__Dataset records__
►
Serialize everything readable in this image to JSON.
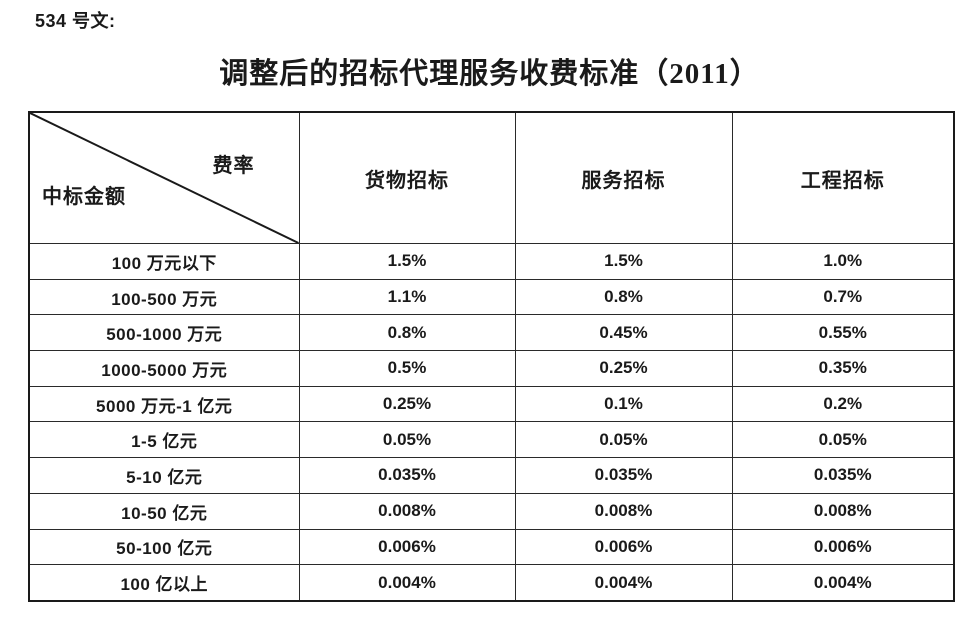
{
  "doc": {
    "doc_label": "534 号文:",
    "title": "调整后的招标代理服务收费标准（2011）"
  },
  "table": {
    "corner": {
      "top_right": "费率",
      "bottom_left": "中标金额"
    },
    "columns": [
      "货物招标",
      "服务招标",
      "工程招标"
    ],
    "rows": [
      {
        "label": "100 万元以下",
        "values": [
          "1.5%",
          "1.5%",
          "1.0%"
        ]
      },
      {
        "label": "100-500 万元",
        "values": [
          "1.1%",
          "0.8%",
          "0.7%"
        ]
      },
      {
        "label": "500-1000 万元",
        "values": [
          "0.8%",
          "0.45%",
          "0.55%"
        ]
      },
      {
        "label": "1000-5000 万元",
        "values": [
          "0.5%",
          "0.25%",
          "0.35%"
        ]
      },
      {
        "label": "5000 万元-1 亿元",
        "values": [
          "0.25%",
          "0.1%",
          "0.2%"
        ]
      },
      {
        "label": "1-5 亿元",
        "values": [
          "0.05%",
          "0.05%",
          "0.05%"
        ]
      },
      {
        "label": "5-10 亿元",
        "values": [
          "0.035%",
          "0.035%",
          "0.035%"
        ]
      },
      {
        "label": "10-50 亿元",
        "values": [
          "0.008%",
          "0.008%",
          "0.008%"
        ]
      },
      {
        "label": "50-100 亿元",
        "values": [
          "0.006%",
          "0.006%",
          "0.006%"
        ]
      },
      {
        "label": "100 亿以上",
        "values": [
          "0.004%",
          "0.004%",
          "0.004%"
        ]
      }
    ]
  },
  "colors": {
    "background": "#ffffff",
    "text": "#1a1a1a",
    "border": "#2a2a2a"
  }
}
◄
Print the complete listing exactly, apart from any pictures.

__Answer to this exercise__
Serialize everything readable in this image to JSON.
{
  "doc": {
    "doc_label": "534 号文:",
    "title": "调整后的招标代理服务收费标准（2011）"
  },
  "table": {
    "corner": {
      "top_right": "费率",
      "bottom_left": "中标金额"
    },
    "columns": [
      "货物招标",
      "服务招标",
      "工程招标"
    ],
    "rows": [
      {
        "label": "100 万元以下",
        "values": [
          "1.5%",
          "1.5%",
          "1.0%"
        ]
      },
      {
        "label": "100-500 万元",
        "values": [
          "1.1%",
          "0.8%",
          "0.7%"
        ]
      },
      {
        "label": "500-1000 万元",
        "values": [
          "0.8%",
          "0.45%",
          "0.55%"
        ]
      },
      {
        "label": "1000-5000 万元",
        "values": [
          "0.5%",
          "0.25%",
          "0.35%"
        ]
      },
      {
        "label": "5000 万元-1 亿元",
        "values": [
          "0.25%",
          "0.1%",
          "0.2%"
        ]
      },
      {
        "label": "1-5 亿元",
        "values": [
          "0.05%",
          "0.05%",
          "0.05%"
        ]
      },
      {
        "label": "5-10 亿元",
        "values": [
          "0.035%",
          "0.035%",
          "0.035%"
        ]
      },
      {
        "label": "10-50 亿元",
        "values": [
          "0.008%",
          "0.008%",
          "0.008%"
        ]
      },
      {
        "label": "50-100 亿元",
        "values": [
          "0.006%",
          "0.006%",
          "0.006%"
        ]
      },
      {
        "label": "100 亿以上",
        "values": [
          "0.004%",
          "0.004%",
          "0.004%"
        ]
      }
    ]
  },
  "colors": {
    "background": "#ffffff",
    "text": "#1a1a1a",
    "border": "#2a2a2a"
  }
}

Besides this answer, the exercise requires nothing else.